**WORK INSTRUCTIONS**
Copy out all of the material, matching it word for word.

▼▼▼

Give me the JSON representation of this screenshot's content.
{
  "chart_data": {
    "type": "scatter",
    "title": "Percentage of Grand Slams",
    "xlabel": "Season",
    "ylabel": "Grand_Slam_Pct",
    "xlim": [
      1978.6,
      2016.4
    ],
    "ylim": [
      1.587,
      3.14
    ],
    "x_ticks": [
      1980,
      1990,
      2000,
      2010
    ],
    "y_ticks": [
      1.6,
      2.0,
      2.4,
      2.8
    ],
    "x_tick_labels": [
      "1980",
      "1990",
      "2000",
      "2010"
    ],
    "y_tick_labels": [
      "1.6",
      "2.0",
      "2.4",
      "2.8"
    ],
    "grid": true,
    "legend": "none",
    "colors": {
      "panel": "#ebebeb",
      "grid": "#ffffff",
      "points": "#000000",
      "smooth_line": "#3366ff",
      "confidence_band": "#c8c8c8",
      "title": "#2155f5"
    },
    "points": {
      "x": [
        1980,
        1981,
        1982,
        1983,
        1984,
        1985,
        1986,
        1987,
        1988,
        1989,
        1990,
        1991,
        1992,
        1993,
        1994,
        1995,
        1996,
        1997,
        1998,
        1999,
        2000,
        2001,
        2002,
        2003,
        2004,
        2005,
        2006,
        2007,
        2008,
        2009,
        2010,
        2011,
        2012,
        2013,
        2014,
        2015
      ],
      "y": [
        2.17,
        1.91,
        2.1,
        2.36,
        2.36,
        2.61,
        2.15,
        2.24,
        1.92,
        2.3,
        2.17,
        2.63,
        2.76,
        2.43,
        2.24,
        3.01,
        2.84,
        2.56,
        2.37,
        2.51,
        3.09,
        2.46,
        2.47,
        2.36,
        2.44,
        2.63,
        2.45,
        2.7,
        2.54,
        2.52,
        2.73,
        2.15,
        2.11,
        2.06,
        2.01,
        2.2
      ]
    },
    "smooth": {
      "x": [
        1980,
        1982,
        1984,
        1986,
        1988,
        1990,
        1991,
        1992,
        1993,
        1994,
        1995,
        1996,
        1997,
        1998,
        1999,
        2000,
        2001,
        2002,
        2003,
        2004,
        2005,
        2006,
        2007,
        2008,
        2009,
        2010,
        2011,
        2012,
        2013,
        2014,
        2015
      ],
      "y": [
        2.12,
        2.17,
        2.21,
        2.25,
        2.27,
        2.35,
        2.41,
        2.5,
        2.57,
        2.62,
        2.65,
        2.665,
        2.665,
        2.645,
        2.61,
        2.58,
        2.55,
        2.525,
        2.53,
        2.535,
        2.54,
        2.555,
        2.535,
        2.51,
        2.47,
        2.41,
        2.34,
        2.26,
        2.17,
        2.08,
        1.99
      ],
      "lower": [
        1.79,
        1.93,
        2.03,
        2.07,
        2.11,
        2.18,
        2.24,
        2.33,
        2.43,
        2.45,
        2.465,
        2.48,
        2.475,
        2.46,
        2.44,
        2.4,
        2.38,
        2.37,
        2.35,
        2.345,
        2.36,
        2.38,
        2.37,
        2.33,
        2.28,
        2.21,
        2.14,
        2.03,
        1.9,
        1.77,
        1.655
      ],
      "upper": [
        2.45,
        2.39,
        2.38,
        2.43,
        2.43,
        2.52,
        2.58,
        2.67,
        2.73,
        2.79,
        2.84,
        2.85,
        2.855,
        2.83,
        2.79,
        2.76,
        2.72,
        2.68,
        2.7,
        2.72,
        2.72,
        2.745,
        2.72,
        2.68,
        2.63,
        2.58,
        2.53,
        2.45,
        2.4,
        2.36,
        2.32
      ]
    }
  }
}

▲▲▲

**SOLUTION**
Give me the JSON representation of this screenshot's content.
{
  "chart_data": {
    "type": "scatter",
    "title": "Percentage of Grand Slams",
    "xlabel": "Season",
    "ylabel": "Grand_Slam_Pct",
    "xlim": [
      1978.6,
      2016.4
    ],
    "ylim": [
      1.587,
      3.14
    ],
    "x_ticks": [
      1980,
      1990,
      2000,
      2010
    ],
    "y_ticks": [
      1.6,
      2.0,
      2.4,
      2.8
    ],
    "x_tick_labels": [
      "1980",
      "1990",
      "2000",
      "2010"
    ],
    "y_tick_labels": [
      "1.6",
      "2.0",
      "2.4",
      "2.8"
    ],
    "grid": true,
    "legend": "none",
    "colors": {
      "panel": "#ebebeb",
      "grid": "#ffffff",
      "points": "#000000",
      "smooth_line": "#3366ff",
      "confidence_band": "#c8c8c8",
      "title": "#2155f5"
    },
    "points": {
      "x": [
        1980,
        1981,
        1982,
        1983,
        1984,
        1985,
        1986,
        1987,
        1988,
        1989,
        1990,
        1991,
        1992,
        1993,
        1994,
        1995,
        1996,
        1997,
        1998,
        1999,
        2000,
        2001,
        2002,
        2003,
        2004,
        2005,
        2006,
        2007,
        2008,
        2009,
        2010,
        2011,
        2012,
        2013,
        2014,
        2015
      ],
      "y": [
        2.17,
        1.91,
        2.1,
        2.36,
        2.36,
        2.61,
        2.15,
        2.24,
        1.92,
        2.3,
        2.17,
        2.63,
        2.76,
        2.43,
        2.24,
        3.01,
        2.84,
        2.56,
        2.37,
        2.51,
        3.09,
        2.46,
        2.47,
        2.36,
        2.44,
        2.63,
        2.45,
        2.7,
        2.54,
        2.52,
        2.73,
        2.15,
        2.11,
        2.06,
        2.01,
        2.2
      ]
    },
    "smooth": {
      "x": [
        1980,
        1982,
        1984,
        1986,
        1988,
        1990,
        1991,
        1992,
        1993,
        1994,
        1995,
        1996,
        1997,
        1998,
        1999,
        2000,
        2001,
        2002,
        2003,
        2004,
        2005,
        2006,
        2007,
        2008,
        2009,
        2010,
        2011,
        2012,
        2013,
        2014,
        2015
      ],
      "y": [
        2.12,
        2.17,
        2.21,
        2.25,
        2.27,
        2.35,
        2.41,
        2.5,
        2.57,
        2.62,
        2.65,
        2.665,
        2.665,
        2.645,
        2.61,
        2.58,
        2.55,
        2.525,
        2.53,
        2.535,
        2.54,
        2.555,
        2.535,
        2.51,
        2.47,
        2.41,
        2.34,
        2.26,
        2.17,
        2.08,
        1.99
      ],
      "lower": [
        1.79,
        1.93,
        2.03,
        2.07,
        2.11,
        2.18,
        2.24,
        2.33,
        2.43,
        2.45,
        2.465,
        2.48,
        2.475,
        2.46,
        2.44,
        2.4,
        2.38,
        2.37,
        2.35,
        2.345,
        2.36,
        2.38,
        2.37,
        2.33,
        2.28,
        2.21,
        2.14,
        2.03,
        1.9,
        1.77,
        1.655
      ],
      "upper": [
        2.45,
        2.39,
        2.38,
        2.43,
        2.43,
        2.52,
        2.58,
        2.67,
        2.73,
        2.79,
        2.84,
        2.85,
        2.855,
        2.83,
        2.79,
        2.76,
        2.72,
        2.68,
        2.7,
        2.72,
        2.72,
        2.745,
        2.72,
        2.68,
        2.63,
        2.58,
        2.53,
        2.45,
        2.4,
        2.36,
        2.32
      ]
    }
  }
}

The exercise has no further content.